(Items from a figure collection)
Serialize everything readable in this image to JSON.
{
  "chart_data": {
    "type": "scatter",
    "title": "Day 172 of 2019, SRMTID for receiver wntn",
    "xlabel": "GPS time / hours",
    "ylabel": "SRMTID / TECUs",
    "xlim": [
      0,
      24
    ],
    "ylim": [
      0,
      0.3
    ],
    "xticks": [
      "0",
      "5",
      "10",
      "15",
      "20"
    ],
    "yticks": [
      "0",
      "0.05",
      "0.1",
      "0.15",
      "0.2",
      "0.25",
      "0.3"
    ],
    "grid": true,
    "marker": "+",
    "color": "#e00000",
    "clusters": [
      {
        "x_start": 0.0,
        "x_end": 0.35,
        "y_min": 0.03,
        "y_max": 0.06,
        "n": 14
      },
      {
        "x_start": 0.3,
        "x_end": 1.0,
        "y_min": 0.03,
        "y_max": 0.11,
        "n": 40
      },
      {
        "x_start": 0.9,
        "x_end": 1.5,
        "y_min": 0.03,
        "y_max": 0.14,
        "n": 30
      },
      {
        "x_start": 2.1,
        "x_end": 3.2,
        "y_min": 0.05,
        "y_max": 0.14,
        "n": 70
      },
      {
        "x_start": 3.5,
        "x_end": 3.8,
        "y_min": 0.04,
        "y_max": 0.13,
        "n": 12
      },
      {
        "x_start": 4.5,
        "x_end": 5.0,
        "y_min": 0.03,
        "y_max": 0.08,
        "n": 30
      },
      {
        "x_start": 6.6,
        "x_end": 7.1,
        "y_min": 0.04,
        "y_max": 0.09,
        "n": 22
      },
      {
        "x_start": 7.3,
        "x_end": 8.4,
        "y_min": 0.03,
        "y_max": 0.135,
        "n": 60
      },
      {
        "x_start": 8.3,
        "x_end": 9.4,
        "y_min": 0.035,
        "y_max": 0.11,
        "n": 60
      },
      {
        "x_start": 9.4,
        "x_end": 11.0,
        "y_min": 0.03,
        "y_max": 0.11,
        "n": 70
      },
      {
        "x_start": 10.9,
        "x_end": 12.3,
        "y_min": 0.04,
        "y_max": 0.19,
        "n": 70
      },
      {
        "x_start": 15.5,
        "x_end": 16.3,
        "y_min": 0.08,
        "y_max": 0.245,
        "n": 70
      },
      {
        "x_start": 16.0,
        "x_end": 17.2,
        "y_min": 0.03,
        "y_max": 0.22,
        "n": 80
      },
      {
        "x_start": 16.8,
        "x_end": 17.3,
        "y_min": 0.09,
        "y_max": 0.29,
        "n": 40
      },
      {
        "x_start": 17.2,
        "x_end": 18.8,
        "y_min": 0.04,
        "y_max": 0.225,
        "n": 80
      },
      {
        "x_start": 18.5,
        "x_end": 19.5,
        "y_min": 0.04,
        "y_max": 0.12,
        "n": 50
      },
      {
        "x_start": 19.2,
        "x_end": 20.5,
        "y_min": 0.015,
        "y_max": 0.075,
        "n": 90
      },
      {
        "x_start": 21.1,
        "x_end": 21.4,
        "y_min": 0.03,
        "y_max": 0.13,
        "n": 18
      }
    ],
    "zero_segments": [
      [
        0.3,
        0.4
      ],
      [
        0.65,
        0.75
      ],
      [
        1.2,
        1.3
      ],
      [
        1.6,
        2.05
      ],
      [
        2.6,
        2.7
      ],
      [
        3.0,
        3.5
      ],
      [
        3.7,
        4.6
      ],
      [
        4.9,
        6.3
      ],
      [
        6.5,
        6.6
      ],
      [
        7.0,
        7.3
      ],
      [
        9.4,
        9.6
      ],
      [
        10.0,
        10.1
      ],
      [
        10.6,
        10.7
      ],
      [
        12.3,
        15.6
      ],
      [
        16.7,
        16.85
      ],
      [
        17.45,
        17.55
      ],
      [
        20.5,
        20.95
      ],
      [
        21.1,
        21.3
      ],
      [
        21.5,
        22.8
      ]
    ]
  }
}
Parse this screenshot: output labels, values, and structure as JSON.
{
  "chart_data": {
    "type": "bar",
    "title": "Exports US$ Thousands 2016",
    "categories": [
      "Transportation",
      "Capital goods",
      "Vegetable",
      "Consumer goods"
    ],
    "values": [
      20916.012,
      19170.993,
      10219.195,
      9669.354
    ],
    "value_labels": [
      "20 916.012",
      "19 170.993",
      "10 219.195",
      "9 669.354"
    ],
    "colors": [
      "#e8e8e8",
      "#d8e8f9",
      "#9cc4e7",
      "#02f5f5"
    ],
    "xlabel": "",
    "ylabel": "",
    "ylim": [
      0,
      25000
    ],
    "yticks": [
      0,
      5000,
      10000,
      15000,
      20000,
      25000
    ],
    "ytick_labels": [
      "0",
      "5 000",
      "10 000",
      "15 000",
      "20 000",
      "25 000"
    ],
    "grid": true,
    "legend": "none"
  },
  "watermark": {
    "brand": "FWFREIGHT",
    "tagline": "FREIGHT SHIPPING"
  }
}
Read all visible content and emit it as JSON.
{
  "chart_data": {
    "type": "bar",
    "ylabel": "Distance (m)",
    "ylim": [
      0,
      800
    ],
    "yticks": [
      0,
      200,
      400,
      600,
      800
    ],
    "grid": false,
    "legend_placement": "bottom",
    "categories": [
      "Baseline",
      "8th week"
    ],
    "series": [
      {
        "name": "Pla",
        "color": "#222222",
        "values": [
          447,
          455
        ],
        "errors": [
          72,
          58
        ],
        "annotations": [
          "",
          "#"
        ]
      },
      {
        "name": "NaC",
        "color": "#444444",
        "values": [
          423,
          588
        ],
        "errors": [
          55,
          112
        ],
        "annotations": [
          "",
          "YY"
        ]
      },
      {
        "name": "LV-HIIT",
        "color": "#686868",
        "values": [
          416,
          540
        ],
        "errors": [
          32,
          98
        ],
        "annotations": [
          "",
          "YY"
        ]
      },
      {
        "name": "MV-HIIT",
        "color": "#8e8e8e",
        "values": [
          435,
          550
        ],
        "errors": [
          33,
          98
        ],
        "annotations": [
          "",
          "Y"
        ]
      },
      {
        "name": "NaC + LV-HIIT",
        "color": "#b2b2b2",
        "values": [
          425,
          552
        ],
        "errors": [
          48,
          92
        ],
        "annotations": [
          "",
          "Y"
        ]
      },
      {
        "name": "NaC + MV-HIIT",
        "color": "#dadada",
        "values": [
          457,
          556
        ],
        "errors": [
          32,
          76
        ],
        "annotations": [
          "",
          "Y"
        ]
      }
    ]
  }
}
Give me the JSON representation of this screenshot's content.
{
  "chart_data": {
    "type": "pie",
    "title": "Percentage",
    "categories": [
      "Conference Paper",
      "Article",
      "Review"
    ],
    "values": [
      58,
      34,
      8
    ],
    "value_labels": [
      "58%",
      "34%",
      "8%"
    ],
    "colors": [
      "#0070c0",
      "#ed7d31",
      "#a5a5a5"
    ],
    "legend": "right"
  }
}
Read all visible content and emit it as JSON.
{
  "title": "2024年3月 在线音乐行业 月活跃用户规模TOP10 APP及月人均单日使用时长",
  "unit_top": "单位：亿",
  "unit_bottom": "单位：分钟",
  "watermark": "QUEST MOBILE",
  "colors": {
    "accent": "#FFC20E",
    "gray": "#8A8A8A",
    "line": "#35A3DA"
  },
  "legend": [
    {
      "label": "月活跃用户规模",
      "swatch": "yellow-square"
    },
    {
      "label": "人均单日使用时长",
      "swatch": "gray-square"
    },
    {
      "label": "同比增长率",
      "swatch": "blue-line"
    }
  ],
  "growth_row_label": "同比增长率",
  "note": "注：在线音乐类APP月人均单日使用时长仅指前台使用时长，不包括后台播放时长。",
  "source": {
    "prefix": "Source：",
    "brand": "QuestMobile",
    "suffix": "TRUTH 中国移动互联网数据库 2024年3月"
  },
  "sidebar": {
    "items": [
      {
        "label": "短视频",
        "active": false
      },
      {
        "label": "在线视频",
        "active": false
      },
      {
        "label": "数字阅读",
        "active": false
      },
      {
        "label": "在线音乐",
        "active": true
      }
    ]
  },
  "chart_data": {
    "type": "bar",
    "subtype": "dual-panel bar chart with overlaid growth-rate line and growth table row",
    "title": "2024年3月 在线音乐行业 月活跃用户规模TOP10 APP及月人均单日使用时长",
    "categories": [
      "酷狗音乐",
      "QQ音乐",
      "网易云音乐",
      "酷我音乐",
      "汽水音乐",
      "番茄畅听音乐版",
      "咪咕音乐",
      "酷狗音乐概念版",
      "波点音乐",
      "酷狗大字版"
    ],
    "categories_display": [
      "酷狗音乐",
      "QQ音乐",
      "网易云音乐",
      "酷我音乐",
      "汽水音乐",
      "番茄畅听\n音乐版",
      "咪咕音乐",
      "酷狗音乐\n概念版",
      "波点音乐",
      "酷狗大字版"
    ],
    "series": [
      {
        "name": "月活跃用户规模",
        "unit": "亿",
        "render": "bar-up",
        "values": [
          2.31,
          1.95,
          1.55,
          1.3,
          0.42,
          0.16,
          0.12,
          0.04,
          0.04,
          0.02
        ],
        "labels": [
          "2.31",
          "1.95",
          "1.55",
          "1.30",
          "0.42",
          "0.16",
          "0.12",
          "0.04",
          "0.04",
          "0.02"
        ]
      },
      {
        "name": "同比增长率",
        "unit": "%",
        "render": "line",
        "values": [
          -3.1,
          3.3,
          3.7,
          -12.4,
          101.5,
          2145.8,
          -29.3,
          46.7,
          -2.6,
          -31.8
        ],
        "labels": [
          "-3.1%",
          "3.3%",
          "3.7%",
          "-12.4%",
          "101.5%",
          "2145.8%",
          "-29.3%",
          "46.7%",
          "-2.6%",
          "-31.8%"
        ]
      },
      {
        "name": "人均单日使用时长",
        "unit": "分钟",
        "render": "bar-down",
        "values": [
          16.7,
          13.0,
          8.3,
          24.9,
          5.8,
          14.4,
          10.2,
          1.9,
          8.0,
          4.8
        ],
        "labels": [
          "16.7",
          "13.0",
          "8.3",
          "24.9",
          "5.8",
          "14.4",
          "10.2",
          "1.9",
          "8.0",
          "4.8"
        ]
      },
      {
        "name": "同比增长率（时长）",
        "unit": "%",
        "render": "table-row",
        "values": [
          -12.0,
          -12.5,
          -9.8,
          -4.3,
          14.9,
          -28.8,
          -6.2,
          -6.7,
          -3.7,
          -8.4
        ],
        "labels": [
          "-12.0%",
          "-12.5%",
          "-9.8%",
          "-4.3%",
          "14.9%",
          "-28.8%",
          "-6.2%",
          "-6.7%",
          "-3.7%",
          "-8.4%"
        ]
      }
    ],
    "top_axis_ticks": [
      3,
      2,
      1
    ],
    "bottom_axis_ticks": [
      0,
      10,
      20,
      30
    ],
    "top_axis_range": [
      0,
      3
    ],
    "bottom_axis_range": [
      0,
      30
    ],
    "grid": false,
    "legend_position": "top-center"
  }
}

### What the task asks
Among the records above, find each line holding the string "同比增长率" and pull it out.

### Written solution
      "label": "同比增长率",
  "growth_row_label": "同比增长率",
        "name": "同比增长率",
        "name": "同比增长率（时长）",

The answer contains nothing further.